■ WORK ITEM
The output must match the entries below exactly.

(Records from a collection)
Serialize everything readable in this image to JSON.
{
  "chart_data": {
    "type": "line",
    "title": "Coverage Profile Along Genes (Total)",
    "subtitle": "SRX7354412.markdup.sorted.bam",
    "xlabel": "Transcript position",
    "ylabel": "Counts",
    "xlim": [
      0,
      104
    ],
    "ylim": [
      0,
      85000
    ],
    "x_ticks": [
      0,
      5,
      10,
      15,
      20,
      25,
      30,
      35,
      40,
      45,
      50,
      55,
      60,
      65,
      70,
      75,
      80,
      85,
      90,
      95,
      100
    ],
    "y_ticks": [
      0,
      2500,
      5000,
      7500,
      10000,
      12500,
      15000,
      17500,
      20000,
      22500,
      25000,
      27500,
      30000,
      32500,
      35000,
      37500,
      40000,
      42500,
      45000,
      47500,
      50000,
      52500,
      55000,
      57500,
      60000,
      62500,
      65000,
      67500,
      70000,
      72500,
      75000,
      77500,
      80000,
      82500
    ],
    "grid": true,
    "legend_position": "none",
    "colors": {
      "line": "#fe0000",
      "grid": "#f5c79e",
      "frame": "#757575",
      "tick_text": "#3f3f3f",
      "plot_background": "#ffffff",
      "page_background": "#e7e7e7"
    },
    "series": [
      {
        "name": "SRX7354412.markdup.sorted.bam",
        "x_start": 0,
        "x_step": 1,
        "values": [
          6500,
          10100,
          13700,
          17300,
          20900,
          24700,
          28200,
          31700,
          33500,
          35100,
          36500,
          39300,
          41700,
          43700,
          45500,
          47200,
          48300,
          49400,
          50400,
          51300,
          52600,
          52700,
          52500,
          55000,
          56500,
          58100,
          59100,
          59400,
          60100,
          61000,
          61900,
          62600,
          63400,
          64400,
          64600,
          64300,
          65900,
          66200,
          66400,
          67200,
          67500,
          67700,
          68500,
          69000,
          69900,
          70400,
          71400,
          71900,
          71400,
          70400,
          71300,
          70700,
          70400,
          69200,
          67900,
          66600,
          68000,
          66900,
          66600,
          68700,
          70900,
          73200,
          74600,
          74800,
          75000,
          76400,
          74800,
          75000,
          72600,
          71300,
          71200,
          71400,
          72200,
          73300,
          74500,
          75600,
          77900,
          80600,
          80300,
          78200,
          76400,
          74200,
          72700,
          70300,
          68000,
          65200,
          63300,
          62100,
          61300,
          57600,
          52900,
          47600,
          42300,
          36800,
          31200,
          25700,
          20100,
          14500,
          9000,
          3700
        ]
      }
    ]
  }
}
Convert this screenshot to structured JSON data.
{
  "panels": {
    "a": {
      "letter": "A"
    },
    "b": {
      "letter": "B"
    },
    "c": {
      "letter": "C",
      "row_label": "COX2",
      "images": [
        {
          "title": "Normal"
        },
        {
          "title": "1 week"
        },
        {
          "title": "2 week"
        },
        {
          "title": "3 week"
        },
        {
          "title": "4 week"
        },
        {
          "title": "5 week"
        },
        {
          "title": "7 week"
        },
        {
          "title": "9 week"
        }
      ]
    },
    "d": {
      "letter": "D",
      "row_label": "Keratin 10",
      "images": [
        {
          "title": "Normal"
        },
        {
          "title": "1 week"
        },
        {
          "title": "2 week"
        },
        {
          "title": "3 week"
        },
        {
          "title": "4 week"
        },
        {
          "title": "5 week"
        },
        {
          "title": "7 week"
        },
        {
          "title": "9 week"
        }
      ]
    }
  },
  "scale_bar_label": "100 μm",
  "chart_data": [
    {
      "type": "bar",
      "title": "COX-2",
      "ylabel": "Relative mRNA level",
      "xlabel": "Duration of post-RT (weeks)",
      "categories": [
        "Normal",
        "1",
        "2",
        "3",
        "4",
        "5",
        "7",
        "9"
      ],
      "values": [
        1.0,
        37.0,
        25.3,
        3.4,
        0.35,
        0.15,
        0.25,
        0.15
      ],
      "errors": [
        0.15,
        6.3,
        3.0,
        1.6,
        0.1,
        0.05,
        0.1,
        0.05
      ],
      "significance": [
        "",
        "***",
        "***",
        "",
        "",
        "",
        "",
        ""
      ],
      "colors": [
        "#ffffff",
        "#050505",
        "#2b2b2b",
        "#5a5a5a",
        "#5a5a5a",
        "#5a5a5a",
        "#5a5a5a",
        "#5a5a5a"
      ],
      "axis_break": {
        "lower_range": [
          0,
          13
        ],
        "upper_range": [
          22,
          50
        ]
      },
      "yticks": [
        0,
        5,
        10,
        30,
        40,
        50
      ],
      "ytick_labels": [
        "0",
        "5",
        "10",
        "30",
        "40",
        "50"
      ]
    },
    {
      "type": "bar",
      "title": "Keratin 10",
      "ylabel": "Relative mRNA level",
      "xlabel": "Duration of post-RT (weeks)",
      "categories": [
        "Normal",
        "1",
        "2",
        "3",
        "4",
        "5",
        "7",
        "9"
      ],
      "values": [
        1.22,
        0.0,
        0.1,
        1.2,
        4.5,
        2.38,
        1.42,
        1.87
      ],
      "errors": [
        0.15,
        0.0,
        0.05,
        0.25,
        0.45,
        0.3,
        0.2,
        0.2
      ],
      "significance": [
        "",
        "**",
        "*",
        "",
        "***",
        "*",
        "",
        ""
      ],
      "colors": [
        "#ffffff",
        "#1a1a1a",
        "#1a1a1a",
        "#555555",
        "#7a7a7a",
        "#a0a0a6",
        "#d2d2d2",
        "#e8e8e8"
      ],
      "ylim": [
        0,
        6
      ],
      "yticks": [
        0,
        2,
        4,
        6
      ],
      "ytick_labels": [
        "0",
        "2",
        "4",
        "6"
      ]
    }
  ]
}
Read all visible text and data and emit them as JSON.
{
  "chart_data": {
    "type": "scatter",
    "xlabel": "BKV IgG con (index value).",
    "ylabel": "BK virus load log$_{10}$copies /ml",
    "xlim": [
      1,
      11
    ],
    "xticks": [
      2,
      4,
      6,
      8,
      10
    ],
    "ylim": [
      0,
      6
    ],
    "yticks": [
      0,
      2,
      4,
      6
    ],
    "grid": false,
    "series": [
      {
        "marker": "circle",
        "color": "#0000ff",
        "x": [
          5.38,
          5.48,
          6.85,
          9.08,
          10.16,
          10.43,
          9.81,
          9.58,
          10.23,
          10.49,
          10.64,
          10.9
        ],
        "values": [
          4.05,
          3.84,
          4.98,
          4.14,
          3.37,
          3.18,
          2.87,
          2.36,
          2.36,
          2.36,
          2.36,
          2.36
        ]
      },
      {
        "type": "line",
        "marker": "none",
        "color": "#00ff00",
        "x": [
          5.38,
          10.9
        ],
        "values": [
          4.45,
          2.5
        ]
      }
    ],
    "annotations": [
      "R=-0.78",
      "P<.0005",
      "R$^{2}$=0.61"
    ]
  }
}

■ FINISHED TASK
Serialize everything readable in this image to JSON.
{
  "chart_data": {
    "type": "line",
    "title": "Coverage Profile Along Genes (Total)",
    "subtitle": "SRX7354412.markdup.sorted.bam",
    "xlabel": "Transcript position",
    "ylabel": "Counts",
    "xlim": [
      0,
      104
    ],
    "ylim": [
      0,
      85000
    ],
    "x_ticks": [
      0,
      5,
      10,
      15,
      20,
      25,
      30,
      35,
      40,
      45,
      50,
      55,
      60,
      65,
      70,
      75,
      80,
      85,
      90,
      95,
      100
    ],
    "y_ticks": [
      0,
      2500,
      5000,
      7500,
      10000,
      12500,
      15000,
      17500,
      20000,
      22500,
      25000,
      27500,
      30000,
      32500,
      35000,
      37500,
      40000,
      42500,
      45000,
      47500,
      50000,
      52500,
      55000,
      57500,
      60000,
      62500,
      65000,
      67500,
      70000,
      72500,
      75000,
      77500,
      80000,
      82500
    ],
    "grid": true,
    "legend_position": "none",
    "colors": {
      "line": "#fe0000",
      "grid": "#f5c79e",
      "frame": "#757575",
      "tick_text": "#3f3f3f",
      "plot_background": "#ffffff",
      "page_background": "#e7e7e7"
    },
    "series": [
      {
        "name": "SRX7354412.markdup.sorted.bam",
        "x_start": 0,
        "x_step": 1,
        "values": [
          6500,
          10100,
          13700,
          17300,
          20900,
          24700,
          28200,
          31700,
          33500,
          35100,
          36500,
          39300,
          41700,
          43700,
          45500,
          47200,
          48300,
          49400,
          50400,
          51300,
          52600,
          52700,
          52500,
          55000,
          56500,
          58100,
          59100,
          59400,
          60100,
          61000,
          61900,
          62600,
          63400,
          64400,
          64600,
          64300,
          65900,
          66200,
          66400,
          67200,
          67500,
          67700,
          68500,
          69000,
          69900,
          70400,
          71400,
          71900,
          71400,
          70400,
          71300,
          70700,
          70400,
          69200,
          67900,
          66600,
          68000,
          66900,
          66600,
          68700,
          70900,
          73200,
          74600,
          74800,
          75000,
          76400,
          74800,
          75000,
          72600,
          71300,
          71200,
          71400,
          72200,
          73300,
          74500,
          75600,
          77900,
          80600,
          80300,
          78200,
          76400,
          74200,
          72700,
          70300,
          68000,
          65200,
          63300,
          62100,
          61300,
          57600,
          52900,
          47600,
          42300,
          36800,
          31200,
          25700,
          20100,
          14500,
          9000,
          3700
        ]
      }
    ]
  }
}
Convert this screenshot to structured JSON data.
{
  "panels": {
    "a": {
      "letter": "A"
    },
    "b": {
      "letter": "B"
    },
    "c": {
      "letter": "C",
      "row_label": "COX2",
      "images": [
        {
          "title": "Normal"
        },
        {
          "title": "1 week"
        },
        {
          "title": "2 week"
        },
        {
          "title": "3 week"
        },
        {
          "title": "4 week"
        },
        {
          "title": "5 week"
        },
        {
          "title": "7 week"
        },
        {
          "title": "9 week"
        }
      ]
    },
    "d": {
      "letter": "D",
      "row_label": "Keratin 10",
      "images": [
        {
          "title": "Normal"
        },
        {
          "title": "1 week"
        },
        {
          "title": "2 week"
        },
        {
          "title": "3 week"
        },
        {
          "title": "4 week"
        },
        {
          "title": "5 week"
        },
        {
          "title": "7 week"
        },
        {
          "title": "9 week"
        }
      ]
    }
  },
  "scale_bar_label": "100 μm",
  "chart_data": [
    {
      "type": "bar",
      "title": "COX-2",
      "ylabel": "Relative mRNA level",
      "xlabel": "Duration of post-RT (weeks)",
      "categories": [
        "Normal",
        "1",
        "2",
        "3",
        "4",
        "5",
        "7",
        "9"
      ],
      "values": [
        1.0,
        37.0,
        25.3,
        3.4,
        0.35,
        0.15,
        0.25,
        0.15
      ],
      "errors": [
        0.15,
        6.3,
        3.0,
        1.6,
        0.1,
        0.05,
        0.1,
        0.05
      ],
      "significance": [
        "",
        "***",
        "***",
        "",
        "",
        "",
        "",
        ""
      ],
      "colors": [
        "#ffffff",
        "#050505",
        "#2b2b2b",
        "#5a5a5a",
        "#5a5a5a",
        "#5a5a5a",
        "#5a5a5a",
        "#5a5a5a"
      ],
      "axis_break": {
        "lower_range": [
          0,
          13
        ],
        "upper_range": [
          22,
          50
        ]
      },
      "yticks": [
        0,
        5,
        10,
        30,
        40,
        50
      ],
      "ytick_labels": [
        "0",
        "5",
        "10",
        "30",
        "40",
        "50"
      ]
    },
    {
      "type": "bar",
      "title": "Keratin 10",
      "ylabel": "Relative mRNA level",
      "xlabel": "Duration of post-RT (weeks)",
      "categories": [
        "Normal",
        "1",
        "2",
        "3",
        "4",
        "5",
        "7",
        "9"
      ],
      "values": [
        1.22,
        0.0,
        0.1,
        1.2,
        4.5,
        2.38,
        1.42,
        1.87
      ],
      "errors": [
        0.15,
        0.0,
        0.05,
        0.25,
        0.45,
        0.3,
        0.2,
        0.2
      ],
      "significance": [
        "",
        "**",
        "*",
        "",
        "***",
        "*",
        "",
        ""
      ],
      "colors": [
        "#ffffff",
        "#1a1a1a",
        "#1a1a1a",
        "#555555",
        "#7a7a7a",
        "#a0a0a6",
        "#d2d2d2",
        "#e8e8e8"
      ],
      "ylim": [
        0,
        6
      ],
      "yticks": [
        0,
        2,
        4,
        6
      ],
      "ytick_labels": [
        "0",
        "2",
        "4",
        "6"
      ]
    }
  ]
}
Read all visible text and data and emit them as JSON.
{
  "chart_data": {
    "type": "scatter",
    "xlabel": "BKV IgG con (index value).",
    "ylabel": "BK virus load log$_{10}$copies /ml",
    "xlim": [
      1,
      11
    ],
    "xticks": [
      2,
      4,
      6,
      8,
      10
    ],
    "ylim": [
      0,
      6
    ],
    "yticks": [
      0,
      2,
      4,
      6
    ],
    "grid": false,
    "series": [
      {
        "marker": "circle",
        "color": "#0000ff",
        "x": [
          5.38,
          5.48,
          6.85,
          9.08,
          10.16,
          10.43,
          9.81,
          9.58,
          10.23,
          10.49,
          10.64,
          10.9
        ],
        "values": [
          4.05,
          3.84,
          4.98,
          4.14,
          3.37,
          3.18,
          2.87,
          2.36,
          2.36,
          2.36,
          2.36,
          2.36
        ]
      },
      {
        "type": "line",
        "marker": "none",
        "color": "#00ff00",
        "x": [
          5.38,
          10.9
        ],
        "values": [
          4.45,
          2.5
        ]
      }
    ],
    "annotations": [
      "R=-0.78",
      "P<.0005",
      "R$^{2}$=0.61"
    ]
  }
}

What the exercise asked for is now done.